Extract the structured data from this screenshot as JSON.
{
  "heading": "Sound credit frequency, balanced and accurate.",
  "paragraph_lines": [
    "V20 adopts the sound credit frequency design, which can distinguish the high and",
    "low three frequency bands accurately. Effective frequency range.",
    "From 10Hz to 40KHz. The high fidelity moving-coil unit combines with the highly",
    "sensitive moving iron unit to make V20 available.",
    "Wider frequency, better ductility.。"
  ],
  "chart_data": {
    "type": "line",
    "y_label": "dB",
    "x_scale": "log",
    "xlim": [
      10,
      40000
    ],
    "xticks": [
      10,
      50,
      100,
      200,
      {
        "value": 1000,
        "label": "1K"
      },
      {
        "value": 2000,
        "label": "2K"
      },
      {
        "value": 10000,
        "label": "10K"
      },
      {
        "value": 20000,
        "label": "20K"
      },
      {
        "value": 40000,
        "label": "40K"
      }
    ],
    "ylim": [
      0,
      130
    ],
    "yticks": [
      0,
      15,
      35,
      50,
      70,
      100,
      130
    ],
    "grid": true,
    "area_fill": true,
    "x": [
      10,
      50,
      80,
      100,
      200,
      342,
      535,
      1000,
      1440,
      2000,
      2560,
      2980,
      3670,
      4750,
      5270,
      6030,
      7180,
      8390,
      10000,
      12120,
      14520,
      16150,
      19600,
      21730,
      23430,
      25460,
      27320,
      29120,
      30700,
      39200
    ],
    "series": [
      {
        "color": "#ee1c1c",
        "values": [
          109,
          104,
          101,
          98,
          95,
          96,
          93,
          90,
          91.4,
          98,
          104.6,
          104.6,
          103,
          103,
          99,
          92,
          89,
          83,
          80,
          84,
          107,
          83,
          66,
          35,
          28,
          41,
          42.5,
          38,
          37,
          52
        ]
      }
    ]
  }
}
+ + + + +
▶ Directions for this task: Extract all lines of the records above that include "credit".

▶ Result of this exercise:
  "heading": "Sound credit frequency, balanced and accurate.",
    "V20 adopts the sound credit frequency design, which can distinguish the high and",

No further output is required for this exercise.